- **Data for processing**
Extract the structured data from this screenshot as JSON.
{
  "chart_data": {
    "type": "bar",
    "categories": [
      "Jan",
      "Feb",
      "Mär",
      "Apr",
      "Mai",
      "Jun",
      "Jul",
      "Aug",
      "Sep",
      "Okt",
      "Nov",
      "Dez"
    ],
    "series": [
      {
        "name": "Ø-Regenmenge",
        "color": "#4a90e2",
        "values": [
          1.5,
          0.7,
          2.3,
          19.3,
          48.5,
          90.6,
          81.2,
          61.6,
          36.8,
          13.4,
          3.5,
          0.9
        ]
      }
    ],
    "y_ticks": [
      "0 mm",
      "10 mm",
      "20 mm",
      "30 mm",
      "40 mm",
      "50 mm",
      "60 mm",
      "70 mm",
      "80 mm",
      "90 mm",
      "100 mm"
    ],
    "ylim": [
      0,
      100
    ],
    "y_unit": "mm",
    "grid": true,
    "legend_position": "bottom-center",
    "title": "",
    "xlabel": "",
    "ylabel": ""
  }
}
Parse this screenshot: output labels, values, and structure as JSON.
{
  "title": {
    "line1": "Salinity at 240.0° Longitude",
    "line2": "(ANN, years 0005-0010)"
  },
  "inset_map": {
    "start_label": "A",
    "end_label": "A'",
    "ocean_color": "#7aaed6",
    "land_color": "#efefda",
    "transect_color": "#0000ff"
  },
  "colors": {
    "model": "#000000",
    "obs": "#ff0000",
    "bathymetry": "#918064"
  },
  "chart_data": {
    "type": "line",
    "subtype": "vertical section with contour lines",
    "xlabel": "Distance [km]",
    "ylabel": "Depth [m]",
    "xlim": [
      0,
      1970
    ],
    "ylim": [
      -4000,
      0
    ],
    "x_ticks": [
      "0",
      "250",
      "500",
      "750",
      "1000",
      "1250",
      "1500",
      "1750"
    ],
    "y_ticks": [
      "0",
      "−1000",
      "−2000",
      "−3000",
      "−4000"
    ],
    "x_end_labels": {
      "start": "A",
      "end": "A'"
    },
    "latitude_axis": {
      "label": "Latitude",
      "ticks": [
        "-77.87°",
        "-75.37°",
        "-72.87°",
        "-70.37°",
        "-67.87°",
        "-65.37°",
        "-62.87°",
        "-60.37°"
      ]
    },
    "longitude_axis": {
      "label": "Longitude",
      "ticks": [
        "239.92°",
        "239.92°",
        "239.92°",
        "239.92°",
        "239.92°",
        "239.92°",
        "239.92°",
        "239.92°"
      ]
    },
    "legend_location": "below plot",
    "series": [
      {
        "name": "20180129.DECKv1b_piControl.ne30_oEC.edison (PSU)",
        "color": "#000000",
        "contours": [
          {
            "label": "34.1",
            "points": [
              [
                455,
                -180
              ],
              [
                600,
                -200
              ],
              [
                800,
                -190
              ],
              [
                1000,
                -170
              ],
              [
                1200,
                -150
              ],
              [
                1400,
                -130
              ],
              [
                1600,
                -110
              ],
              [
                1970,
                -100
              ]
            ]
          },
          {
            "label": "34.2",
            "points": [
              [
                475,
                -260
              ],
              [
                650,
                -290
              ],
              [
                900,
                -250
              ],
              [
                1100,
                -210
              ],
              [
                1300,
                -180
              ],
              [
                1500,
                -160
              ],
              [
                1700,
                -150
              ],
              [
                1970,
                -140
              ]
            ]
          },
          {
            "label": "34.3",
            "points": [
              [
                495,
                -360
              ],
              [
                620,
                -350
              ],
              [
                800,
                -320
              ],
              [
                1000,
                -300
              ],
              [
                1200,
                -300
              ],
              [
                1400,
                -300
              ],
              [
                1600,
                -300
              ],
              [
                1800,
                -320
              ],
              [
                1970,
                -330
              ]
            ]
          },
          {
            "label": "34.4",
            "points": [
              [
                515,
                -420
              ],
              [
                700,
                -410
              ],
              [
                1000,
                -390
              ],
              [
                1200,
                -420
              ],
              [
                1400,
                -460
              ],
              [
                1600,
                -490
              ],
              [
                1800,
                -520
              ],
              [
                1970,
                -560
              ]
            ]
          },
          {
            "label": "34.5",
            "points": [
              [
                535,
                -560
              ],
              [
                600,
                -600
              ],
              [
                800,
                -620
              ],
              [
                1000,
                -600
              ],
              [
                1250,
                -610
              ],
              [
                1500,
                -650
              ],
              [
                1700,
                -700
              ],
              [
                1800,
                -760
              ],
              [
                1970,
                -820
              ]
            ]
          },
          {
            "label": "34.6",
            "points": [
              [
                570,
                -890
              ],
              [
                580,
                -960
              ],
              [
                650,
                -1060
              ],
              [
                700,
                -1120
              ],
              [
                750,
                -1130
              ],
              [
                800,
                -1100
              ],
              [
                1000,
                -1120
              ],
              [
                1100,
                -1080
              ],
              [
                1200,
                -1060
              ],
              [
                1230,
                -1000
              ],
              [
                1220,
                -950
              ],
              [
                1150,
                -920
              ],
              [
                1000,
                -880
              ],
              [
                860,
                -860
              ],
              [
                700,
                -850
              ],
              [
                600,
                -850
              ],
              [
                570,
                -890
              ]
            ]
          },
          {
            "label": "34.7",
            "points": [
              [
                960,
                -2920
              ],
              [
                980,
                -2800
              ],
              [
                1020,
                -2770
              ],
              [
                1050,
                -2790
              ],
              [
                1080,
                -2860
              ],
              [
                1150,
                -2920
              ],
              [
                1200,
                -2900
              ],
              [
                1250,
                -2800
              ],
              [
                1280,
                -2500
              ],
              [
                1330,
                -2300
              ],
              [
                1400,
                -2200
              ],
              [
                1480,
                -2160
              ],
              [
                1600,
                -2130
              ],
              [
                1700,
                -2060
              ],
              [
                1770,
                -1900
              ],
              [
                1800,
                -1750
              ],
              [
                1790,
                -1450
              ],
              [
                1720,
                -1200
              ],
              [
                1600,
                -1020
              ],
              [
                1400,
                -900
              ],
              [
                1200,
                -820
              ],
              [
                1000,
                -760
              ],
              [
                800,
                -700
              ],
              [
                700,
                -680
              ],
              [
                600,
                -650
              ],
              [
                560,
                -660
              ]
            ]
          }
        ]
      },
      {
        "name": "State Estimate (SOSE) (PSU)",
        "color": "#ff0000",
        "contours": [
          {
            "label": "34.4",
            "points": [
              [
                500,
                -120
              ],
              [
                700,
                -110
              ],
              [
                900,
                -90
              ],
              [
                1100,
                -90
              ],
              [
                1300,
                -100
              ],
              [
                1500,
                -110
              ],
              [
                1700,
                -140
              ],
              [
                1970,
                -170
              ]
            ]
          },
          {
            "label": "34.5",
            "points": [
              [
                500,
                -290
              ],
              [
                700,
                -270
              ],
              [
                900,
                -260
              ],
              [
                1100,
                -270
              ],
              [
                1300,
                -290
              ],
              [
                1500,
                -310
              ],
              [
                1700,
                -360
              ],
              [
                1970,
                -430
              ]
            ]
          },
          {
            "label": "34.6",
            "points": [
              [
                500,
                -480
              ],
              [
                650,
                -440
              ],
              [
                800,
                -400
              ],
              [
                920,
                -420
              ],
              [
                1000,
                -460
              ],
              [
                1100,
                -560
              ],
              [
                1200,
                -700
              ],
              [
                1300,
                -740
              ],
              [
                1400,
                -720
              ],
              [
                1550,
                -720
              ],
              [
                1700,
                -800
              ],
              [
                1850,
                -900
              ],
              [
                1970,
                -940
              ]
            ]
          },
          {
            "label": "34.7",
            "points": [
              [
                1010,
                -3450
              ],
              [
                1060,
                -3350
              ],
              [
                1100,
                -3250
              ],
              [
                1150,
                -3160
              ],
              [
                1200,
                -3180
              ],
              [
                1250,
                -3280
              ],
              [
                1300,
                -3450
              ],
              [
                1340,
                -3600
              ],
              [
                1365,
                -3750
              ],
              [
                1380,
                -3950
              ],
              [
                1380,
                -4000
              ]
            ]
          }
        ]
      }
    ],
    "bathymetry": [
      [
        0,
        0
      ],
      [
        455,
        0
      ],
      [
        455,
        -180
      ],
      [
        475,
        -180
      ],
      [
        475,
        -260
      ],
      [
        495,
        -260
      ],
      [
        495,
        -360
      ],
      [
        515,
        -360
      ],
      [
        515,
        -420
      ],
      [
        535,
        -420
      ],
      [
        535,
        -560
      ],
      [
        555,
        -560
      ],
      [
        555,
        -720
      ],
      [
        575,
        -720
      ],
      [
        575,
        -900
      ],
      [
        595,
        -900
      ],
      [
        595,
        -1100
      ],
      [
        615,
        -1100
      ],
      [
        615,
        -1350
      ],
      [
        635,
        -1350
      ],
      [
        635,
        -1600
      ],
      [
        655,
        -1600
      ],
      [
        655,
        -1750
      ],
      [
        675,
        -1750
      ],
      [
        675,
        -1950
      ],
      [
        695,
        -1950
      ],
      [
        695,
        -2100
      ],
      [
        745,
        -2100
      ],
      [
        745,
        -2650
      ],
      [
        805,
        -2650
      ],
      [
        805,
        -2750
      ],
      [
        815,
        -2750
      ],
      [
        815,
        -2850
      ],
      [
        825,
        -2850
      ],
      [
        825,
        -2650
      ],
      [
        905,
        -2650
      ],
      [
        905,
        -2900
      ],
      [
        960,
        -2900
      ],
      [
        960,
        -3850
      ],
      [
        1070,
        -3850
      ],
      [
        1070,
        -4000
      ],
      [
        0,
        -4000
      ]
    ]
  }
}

- **Task to carry out**
From the entries above, pull out each line that includes "screenshot".

- **Task solution**
Extract the structured data from this screenshot as JSON.
Parse this screenshot: output labels, values, and structure as JSON.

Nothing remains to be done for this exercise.